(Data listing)
-- begin --
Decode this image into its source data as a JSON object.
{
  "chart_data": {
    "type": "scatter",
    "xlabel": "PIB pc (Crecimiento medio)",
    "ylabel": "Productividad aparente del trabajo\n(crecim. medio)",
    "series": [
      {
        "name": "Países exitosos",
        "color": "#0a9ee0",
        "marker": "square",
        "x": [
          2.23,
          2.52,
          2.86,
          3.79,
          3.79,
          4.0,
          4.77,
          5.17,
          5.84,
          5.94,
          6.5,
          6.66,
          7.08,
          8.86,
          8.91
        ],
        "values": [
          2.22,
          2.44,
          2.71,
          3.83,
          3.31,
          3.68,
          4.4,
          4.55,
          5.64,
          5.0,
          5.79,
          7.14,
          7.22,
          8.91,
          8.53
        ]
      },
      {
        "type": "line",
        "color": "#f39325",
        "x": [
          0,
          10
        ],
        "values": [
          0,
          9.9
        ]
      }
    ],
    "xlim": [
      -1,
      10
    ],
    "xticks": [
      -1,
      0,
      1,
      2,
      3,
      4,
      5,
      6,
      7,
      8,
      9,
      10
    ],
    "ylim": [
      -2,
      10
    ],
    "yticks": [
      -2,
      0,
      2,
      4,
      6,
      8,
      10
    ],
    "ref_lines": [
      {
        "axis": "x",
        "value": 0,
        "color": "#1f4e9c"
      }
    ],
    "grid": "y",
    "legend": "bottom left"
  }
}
-- end --
-- begin --
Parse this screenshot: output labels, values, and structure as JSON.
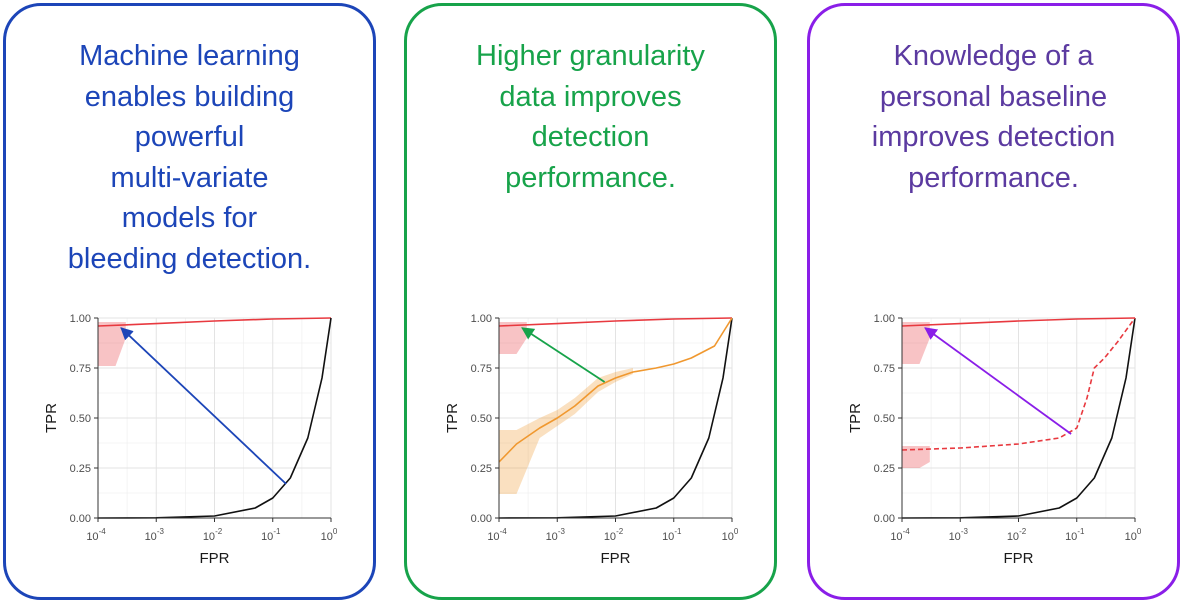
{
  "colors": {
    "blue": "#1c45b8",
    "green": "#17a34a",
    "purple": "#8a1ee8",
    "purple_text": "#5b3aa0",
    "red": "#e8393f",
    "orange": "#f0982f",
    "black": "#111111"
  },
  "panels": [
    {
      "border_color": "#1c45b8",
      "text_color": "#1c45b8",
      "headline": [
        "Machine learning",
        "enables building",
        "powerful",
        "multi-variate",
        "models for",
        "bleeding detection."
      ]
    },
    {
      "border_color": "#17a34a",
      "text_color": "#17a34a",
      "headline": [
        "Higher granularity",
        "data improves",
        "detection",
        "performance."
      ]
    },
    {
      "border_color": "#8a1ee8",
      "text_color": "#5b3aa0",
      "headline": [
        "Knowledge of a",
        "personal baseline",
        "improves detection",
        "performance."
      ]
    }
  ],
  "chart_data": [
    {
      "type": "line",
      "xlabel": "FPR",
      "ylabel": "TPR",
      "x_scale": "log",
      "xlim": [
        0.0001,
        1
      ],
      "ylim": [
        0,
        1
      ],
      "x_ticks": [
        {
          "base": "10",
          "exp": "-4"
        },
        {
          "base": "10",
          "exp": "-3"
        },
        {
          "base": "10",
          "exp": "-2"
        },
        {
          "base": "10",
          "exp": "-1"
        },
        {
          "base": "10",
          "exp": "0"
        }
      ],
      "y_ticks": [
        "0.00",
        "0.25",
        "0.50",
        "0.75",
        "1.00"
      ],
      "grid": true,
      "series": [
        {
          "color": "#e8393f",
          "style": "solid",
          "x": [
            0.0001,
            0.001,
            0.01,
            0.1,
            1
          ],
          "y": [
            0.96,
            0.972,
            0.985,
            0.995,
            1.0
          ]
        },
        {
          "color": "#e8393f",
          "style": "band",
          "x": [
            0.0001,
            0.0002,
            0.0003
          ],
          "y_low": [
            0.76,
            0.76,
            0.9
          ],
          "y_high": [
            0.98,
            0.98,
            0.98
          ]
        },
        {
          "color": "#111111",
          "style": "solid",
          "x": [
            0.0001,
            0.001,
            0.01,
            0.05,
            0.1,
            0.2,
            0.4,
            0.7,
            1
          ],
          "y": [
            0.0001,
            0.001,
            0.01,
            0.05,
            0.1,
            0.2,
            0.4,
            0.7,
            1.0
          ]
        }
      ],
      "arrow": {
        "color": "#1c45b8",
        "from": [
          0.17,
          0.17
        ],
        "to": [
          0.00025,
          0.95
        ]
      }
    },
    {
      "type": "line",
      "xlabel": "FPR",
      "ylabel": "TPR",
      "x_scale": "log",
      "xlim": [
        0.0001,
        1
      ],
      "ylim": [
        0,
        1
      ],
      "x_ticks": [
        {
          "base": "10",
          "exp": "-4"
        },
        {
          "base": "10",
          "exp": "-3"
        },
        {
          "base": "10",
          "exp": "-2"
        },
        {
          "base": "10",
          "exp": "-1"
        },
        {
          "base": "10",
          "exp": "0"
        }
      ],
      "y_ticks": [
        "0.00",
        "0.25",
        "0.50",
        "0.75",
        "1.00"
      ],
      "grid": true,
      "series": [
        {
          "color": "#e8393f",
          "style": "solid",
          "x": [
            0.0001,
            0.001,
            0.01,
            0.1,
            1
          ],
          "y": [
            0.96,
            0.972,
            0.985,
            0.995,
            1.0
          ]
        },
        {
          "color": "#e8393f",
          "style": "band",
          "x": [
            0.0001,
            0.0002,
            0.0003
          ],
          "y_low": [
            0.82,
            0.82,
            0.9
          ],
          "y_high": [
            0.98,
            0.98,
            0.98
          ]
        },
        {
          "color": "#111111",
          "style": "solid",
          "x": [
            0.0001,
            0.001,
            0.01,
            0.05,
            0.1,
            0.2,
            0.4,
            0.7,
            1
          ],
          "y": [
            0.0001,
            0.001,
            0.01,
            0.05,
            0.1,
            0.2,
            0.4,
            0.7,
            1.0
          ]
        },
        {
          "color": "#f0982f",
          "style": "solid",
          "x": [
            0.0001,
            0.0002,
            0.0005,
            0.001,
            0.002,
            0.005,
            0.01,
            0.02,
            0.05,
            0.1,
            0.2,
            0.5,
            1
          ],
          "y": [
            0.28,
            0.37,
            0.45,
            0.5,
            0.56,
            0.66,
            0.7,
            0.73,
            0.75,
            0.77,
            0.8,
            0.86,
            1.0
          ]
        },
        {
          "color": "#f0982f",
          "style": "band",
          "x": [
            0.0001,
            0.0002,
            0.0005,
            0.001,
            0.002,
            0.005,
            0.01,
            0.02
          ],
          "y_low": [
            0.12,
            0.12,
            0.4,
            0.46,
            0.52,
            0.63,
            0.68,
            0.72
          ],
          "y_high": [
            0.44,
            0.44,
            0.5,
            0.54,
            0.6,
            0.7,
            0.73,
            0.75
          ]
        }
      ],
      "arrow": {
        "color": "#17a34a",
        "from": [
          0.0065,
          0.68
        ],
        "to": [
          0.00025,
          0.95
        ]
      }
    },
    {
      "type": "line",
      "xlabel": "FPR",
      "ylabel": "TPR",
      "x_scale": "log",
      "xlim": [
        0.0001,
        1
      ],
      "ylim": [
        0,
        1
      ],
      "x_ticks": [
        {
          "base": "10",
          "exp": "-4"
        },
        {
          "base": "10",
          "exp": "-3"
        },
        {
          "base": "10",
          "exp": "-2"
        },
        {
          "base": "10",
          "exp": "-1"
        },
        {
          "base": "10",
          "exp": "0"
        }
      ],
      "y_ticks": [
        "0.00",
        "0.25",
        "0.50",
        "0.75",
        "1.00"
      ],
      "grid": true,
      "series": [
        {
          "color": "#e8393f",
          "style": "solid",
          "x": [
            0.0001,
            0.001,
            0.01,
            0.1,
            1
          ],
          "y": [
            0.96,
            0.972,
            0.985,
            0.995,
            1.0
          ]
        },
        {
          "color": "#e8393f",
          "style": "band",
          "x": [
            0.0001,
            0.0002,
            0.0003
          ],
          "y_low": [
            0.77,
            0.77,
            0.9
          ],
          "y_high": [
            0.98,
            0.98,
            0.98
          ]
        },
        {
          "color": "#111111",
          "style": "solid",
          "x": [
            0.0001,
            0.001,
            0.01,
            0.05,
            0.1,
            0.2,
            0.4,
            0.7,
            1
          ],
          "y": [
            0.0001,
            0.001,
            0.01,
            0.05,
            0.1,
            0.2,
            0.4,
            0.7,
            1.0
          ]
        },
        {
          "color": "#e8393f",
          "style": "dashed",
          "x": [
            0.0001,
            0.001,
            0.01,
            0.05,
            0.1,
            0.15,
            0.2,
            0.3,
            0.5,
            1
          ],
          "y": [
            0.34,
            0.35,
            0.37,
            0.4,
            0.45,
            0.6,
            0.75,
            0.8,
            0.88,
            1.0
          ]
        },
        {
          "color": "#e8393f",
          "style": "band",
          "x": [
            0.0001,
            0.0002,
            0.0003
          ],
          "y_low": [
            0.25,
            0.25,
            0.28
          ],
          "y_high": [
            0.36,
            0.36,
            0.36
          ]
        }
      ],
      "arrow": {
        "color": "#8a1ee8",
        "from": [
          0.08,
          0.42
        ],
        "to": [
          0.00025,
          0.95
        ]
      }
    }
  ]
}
-- end --
## EXERCISE OBJECTIVE
The required output is the number of lines containing the word "this", and nothing besides.

## FULL RESPONSE
2